[Start of Given entries]

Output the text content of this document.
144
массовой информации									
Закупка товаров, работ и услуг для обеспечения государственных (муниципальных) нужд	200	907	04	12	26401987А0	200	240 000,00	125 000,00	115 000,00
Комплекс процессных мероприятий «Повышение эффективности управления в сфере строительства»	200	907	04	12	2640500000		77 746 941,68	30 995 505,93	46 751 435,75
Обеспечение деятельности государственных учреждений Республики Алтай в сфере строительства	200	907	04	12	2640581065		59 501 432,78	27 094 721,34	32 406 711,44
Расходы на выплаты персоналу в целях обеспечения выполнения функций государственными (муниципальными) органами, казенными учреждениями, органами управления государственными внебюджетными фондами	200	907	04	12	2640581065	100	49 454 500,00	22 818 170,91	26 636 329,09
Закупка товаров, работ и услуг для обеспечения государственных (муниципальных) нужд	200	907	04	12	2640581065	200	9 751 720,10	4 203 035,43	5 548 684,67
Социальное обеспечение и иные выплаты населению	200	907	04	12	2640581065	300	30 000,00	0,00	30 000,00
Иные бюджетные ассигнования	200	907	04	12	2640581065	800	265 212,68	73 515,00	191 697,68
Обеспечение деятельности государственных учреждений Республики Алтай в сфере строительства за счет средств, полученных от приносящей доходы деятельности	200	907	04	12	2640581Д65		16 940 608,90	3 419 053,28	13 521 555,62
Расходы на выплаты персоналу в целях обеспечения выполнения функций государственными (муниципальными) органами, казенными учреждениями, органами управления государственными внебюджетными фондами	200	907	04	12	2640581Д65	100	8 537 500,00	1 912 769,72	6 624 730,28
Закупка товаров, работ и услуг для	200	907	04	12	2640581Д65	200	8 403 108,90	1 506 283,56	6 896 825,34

[End of Given entries]

◆ Exercise task
Each line above that holds the string "муниципальных" should be copied and shown.

◆ Expected output
Закупка товаров, работ и услуг для обеспечения государственных (муниципальных) нужд	200	907	04	12	26401987А0	200	240 000,00	125 000,00	115 000,00
Закупка товаров, работ и услуг для обеспечения государственных (муниципальных) нужд	200	907	04	12	2640581065	200	9 751 720,10	4 203 035,43	5 548 684,67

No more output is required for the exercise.